-- Begin PROVIDED DATA --

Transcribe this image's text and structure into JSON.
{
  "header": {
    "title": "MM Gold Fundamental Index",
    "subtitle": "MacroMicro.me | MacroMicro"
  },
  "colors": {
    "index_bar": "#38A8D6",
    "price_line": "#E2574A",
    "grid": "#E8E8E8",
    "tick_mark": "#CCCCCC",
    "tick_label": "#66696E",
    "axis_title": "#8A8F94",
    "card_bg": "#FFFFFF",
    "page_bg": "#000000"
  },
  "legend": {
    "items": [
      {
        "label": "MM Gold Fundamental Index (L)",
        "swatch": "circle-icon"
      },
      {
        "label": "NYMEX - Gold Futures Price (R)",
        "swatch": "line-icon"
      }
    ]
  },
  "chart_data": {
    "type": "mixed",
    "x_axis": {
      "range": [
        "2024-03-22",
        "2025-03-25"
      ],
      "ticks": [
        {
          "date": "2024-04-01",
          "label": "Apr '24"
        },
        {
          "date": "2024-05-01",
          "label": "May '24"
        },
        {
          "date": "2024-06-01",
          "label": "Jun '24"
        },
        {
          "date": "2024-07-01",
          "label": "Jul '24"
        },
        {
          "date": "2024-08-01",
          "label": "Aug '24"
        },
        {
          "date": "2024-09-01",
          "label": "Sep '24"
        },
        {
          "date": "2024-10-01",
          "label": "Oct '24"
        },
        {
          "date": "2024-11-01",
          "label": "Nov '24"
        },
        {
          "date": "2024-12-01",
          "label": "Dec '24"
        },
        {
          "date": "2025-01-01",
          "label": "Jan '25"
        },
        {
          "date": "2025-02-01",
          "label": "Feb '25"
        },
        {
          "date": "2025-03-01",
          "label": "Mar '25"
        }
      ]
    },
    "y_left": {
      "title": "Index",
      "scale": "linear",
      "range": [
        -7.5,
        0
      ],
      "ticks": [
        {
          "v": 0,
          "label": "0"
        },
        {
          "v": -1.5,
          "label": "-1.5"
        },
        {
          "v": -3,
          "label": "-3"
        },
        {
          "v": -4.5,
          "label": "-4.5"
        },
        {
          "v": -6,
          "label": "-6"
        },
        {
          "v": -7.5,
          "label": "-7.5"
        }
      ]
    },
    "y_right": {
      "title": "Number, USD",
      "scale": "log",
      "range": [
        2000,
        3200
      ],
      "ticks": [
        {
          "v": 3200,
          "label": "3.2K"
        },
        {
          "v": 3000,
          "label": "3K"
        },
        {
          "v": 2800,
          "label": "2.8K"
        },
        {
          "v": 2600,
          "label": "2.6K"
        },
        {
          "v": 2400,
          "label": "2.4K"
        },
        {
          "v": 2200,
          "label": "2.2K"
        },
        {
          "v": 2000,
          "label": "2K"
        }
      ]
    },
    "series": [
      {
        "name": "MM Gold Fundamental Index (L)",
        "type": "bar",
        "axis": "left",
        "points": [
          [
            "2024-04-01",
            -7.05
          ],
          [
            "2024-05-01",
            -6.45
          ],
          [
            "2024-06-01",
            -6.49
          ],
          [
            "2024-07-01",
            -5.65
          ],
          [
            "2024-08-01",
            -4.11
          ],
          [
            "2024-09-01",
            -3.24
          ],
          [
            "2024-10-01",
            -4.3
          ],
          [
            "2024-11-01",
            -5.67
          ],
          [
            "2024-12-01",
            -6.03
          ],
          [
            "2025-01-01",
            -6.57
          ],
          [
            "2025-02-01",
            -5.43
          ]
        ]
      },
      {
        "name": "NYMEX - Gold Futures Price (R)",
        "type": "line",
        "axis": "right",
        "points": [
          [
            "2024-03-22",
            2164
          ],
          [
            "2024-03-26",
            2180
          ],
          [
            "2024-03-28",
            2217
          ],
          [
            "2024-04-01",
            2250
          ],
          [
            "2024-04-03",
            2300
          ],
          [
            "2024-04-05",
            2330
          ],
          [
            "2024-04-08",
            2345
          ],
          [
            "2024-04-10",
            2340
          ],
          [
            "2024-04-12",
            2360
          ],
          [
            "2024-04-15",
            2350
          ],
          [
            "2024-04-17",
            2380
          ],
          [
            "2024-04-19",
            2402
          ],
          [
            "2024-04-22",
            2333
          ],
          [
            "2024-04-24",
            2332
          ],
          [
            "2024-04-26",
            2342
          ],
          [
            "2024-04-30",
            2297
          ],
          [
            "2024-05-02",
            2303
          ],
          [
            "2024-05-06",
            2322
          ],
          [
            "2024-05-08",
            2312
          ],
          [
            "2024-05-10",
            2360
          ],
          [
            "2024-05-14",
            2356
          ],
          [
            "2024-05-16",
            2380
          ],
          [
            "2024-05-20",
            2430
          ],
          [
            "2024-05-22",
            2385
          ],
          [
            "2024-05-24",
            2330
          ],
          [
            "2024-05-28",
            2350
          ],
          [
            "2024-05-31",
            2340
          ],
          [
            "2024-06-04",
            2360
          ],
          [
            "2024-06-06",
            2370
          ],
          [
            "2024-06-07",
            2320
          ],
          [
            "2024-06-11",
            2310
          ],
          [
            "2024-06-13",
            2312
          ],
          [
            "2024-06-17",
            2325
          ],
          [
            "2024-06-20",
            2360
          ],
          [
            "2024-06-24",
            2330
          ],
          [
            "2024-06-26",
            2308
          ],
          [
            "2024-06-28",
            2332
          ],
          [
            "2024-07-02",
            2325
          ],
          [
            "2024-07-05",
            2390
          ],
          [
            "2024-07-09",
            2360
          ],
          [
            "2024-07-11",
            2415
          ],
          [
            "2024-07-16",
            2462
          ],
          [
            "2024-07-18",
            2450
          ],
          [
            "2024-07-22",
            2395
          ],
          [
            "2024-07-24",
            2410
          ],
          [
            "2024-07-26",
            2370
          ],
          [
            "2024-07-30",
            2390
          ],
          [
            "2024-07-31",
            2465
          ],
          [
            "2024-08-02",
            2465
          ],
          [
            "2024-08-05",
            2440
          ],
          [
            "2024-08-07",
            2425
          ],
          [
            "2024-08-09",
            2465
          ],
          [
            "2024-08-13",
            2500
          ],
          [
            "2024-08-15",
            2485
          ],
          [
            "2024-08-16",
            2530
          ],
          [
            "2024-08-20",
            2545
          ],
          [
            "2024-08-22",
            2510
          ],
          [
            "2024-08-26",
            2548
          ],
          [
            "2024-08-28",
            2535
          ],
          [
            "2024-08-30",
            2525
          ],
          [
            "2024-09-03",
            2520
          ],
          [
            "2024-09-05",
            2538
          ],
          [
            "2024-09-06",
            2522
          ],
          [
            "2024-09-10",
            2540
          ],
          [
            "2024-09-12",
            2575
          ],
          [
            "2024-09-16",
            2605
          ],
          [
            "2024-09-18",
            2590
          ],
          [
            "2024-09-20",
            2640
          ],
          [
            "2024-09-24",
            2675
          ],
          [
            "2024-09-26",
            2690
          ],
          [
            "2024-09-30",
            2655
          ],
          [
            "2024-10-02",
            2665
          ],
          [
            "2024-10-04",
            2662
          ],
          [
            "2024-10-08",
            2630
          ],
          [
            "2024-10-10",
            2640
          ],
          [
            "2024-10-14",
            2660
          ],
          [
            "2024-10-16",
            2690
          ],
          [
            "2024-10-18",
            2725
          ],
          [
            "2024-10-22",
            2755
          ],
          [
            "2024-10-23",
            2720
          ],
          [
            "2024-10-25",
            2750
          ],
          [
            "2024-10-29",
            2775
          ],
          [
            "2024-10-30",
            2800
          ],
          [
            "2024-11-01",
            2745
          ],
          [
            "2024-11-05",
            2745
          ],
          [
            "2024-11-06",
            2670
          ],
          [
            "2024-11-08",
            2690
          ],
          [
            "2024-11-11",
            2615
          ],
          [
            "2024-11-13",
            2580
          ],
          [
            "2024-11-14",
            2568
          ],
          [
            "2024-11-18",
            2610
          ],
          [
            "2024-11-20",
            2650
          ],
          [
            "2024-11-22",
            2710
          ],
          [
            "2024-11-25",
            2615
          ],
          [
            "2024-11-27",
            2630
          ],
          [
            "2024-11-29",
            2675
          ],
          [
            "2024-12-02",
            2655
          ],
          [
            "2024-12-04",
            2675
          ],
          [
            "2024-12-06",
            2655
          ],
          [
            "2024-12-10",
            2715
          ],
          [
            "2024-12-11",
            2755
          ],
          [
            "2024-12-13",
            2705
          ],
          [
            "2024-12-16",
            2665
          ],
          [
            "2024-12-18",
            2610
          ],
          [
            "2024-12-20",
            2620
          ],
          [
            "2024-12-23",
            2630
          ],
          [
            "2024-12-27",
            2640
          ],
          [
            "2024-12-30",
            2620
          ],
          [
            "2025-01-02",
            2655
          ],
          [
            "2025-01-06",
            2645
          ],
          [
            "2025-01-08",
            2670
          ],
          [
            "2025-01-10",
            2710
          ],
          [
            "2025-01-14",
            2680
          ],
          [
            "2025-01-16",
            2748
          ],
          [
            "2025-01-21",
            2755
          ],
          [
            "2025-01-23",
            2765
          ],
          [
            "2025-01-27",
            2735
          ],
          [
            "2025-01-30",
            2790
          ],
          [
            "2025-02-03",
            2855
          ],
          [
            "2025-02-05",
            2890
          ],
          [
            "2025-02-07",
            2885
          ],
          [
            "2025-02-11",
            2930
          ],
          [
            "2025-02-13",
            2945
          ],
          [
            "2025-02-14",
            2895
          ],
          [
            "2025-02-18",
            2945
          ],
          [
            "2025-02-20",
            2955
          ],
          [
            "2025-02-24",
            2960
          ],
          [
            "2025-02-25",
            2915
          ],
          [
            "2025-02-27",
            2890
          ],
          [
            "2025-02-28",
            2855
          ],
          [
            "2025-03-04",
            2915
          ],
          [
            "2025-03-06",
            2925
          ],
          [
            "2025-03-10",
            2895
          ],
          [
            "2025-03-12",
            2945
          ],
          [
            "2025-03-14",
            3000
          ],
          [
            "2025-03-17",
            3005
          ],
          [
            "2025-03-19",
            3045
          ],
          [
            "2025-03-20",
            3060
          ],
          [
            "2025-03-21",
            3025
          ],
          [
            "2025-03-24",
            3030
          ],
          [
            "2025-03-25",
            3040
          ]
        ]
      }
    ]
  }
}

-- End PROVIDED DATA --

_YOUR TASK_
For each line of the listing that holds the word "icon", show that line.

_OUTPUT OF THE TASK_
        "swatch": "circle-icon"
        "swatch": "line-icon"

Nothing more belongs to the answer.